● Given exercise:
Reproduce exactly the lines from the one containing "Read out every word on this page." through the last line of the data, both ends included.

● Entries taken from a collection:
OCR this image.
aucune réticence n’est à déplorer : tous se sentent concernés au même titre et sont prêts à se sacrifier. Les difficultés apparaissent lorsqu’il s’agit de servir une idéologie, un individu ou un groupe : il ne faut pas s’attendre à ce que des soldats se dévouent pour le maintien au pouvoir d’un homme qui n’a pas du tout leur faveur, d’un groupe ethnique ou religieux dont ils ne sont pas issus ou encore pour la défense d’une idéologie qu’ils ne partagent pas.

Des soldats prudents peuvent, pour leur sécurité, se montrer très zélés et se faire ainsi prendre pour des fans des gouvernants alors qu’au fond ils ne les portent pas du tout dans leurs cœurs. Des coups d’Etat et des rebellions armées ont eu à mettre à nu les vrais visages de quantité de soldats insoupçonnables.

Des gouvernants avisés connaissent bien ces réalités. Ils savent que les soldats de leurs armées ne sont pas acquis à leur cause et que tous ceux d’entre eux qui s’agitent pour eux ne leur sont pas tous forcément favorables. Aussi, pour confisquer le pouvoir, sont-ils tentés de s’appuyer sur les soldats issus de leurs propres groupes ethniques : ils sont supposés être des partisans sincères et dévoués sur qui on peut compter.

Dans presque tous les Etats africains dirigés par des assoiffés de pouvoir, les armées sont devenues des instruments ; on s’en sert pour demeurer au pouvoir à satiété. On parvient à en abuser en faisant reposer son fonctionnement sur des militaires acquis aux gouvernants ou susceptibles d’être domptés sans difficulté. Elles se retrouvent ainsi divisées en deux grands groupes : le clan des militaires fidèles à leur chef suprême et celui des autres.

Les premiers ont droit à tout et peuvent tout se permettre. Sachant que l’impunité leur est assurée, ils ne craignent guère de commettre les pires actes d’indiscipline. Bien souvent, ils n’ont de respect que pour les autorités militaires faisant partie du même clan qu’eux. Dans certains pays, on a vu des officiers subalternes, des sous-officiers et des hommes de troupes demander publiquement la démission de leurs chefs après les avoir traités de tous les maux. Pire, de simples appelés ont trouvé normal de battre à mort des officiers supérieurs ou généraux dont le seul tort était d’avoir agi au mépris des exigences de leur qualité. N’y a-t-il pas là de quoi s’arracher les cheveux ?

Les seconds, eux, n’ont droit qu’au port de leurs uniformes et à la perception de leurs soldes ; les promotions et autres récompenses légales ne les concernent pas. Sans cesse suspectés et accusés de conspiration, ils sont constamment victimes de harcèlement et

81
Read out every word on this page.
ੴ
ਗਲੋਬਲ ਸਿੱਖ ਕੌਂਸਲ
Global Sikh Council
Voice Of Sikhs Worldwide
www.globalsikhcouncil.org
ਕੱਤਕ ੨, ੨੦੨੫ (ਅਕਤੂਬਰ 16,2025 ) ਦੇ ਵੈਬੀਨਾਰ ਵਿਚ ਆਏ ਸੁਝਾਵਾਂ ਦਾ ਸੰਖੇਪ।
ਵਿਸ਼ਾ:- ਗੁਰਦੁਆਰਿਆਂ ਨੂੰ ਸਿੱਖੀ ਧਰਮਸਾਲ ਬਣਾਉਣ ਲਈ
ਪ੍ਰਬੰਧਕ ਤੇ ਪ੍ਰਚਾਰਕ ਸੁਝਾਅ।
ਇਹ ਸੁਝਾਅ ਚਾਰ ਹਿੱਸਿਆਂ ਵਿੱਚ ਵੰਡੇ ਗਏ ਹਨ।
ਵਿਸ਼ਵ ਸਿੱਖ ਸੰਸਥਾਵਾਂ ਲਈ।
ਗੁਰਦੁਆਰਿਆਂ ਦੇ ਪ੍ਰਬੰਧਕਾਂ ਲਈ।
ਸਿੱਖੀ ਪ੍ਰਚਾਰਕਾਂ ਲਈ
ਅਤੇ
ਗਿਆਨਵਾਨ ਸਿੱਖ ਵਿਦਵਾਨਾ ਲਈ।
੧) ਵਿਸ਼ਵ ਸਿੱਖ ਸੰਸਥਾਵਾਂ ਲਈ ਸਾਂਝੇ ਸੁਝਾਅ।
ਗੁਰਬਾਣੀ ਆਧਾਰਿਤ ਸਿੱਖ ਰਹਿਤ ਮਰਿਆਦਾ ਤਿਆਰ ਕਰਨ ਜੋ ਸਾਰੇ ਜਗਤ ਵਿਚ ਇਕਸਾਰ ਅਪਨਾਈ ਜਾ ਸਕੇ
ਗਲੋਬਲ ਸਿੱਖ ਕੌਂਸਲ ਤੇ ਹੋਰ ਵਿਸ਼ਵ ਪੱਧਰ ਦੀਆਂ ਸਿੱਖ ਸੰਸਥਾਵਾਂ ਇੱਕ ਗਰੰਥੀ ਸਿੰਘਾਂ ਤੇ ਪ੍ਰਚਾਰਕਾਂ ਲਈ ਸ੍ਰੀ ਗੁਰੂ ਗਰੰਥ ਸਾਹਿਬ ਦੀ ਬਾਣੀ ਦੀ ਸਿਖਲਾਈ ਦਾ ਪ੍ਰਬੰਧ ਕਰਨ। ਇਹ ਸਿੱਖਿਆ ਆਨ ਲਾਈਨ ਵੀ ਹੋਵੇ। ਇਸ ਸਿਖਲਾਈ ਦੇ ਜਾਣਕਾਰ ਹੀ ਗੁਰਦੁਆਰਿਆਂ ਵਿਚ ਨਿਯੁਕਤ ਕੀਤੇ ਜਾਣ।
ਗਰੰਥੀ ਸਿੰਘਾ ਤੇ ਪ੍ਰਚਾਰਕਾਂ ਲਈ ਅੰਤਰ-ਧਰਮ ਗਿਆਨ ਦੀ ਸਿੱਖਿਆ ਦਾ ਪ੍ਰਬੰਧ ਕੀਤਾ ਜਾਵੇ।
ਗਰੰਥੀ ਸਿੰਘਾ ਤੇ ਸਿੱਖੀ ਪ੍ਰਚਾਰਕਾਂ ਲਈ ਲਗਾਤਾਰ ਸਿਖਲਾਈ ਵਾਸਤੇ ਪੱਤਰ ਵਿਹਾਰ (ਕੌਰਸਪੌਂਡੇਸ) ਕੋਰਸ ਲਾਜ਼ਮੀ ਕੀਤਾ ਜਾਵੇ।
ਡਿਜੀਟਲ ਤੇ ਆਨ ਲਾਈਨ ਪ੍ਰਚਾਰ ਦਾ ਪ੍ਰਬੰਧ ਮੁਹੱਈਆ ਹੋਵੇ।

● Expected answer:
Read out every word on this page.
ੴ
ਗਲੋਬਲ ਸਿੱਖ ਕੌਂਸਲ
Global Sikh Council
Voice Of Sikhs Worldwide
www.globalsikhcouncil.org
ਕੱਤਕ ੨, ੨੦੨੫ (ਅਕਤੂਬਰ 16,2025 ) ਦੇ ਵੈਬੀਨਾਰ ਵਿਚ ਆਏ ਸੁਝਾਵਾਂ ਦਾ ਸੰਖੇਪ।
ਵਿਸ਼ਾ:- ਗੁਰਦੁਆਰਿਆਂ ਨੂੰ ਸਿੱਖੀ ਧਰਮਸਾਲ ਬਣਾਉਣ ਲਈ
ਪ੍ਰਬੰਧਕ ਤੇ ਪ੍ਰਚਾਰਕ ਸੁਝਾਅ।
ਇਹ ਸੁਝਾਅ ਚਾਰ ਹਿੱਸਿਆਂ ਵਿੱਚ ਵੰਡੇ ਗਏ ਹਨ।
ਵਿਸ਼ਵ ਸਿੱਖ ਸੰਸਥਾਵਾਂ ਲਈ।
ਗੁਰਦੁਆਰਿਆਂ ਦੇ ਪ੍ਰਬੰਧਕਾਂ ਲਈ।
ਸਿੱਖੀ ਪ੍ਰਚਾਰਕਾਂ ਲਈ
ਅਤੇ
ਗਿਆਨਵਾਨ ਸਿੱਖ ਵਿਦਵਾਨਾ ਲਈ।
੧) ਵਿਸ਼ਵ ਸਿੱਖ ਸੰਸਥਾਵਾਂ ਲਈ ਸਾਂਝੇ ਸੁਝਾਅ।
ਗੁਰਬਾਣੀ ਆਧਾਰਿਤ ਸਿੱਖ ਰਹਿਤ ਮਰਿਆਦਾ ਤਿਆਰ ਕਰਨ ਜੋ ਸਾਰੇ ਜਗਤ ਵਿਚ ਇਕਸਾਰ ਅਪਨਾਈ ਜਾ ਸਕੇ
ਗਲੋਬਲ ਸਿੱਖ ਕੌਂਸਲ ਤੇ ਹੋਰ ਵਿਸ਼ਵ ਪੱਧਰ ਦੀਆਂ ਸਿੱਖ ਸੰਸਥਾਵਾਂ ਇੱਕ ਗਰੰਥੀ ਸਿੰਘਾਂ ਤੇ ਪ੍ਰਚਾਰਕਾਂ ਲਈ ਸ੍ਰੀ ਗੁਰੂ ਗਰੰਥ ਸਾਹਿਬ ਦੀ ਬਾਣੀ ਦੀ ਸਿਖਲਾਈ ਦਾ ਪ੍ਰਬੰਧ ਕਰਨ। ਇਹ ਸਿੱਖਿਆ ਆਨ ਲਾਈਨ ਵੀ ਹੋਵੇ। ਇਸ ਸਿਖਲਾਈ ਦੇ ਜਾਣਕਾਰ ਹੀ ਗੁਰਦੁਆਰਿਆਂ ਵਿਚ ਨਿਯੁਕਤ ਕੀਤੇ ਜਾਣ।
ਗਰੰਥੀ ਸਿੰਘਾ ਤੇ ਪ੍ਰਚਾਰਕਾਂ ਲਈ ਅੰਤਰ-ਧਰਮ ਗਿਆਨ ਦੀ ਸਿੱਖਿਆ ਦਾ ਪ੍ਰਬੰਧ ਕੀਤਾ ਜਾਵੇ।
ਗਰੰਥੀ ਸਿੰਘਾ ਤੇ ਸਿੱਖੀ ਪ੍ਰਚਾਰਕਾਂ ਲਈ ਲਗਾਤਾਰ ਸਿਖਲਾਈ ਵਾਸਤੇ ਪੱਤਰ ਵਿਹਾਰ (ਕੌਰਸਪੌਂਡੇਸ) ਕੋਰਸ ਲਾਜ਼ਮੀ ਕੀਤਾ ਜਾਵੇ।
ਡਿਜੀਟਲ ਤੇ ਆਨ ਲਾਈਨ ਪ੍ਰਚਾਰ ਦਾ ਪ੍ਰਬੰਧ ਮੁਹੱਈਆ ਹੋਵੇ।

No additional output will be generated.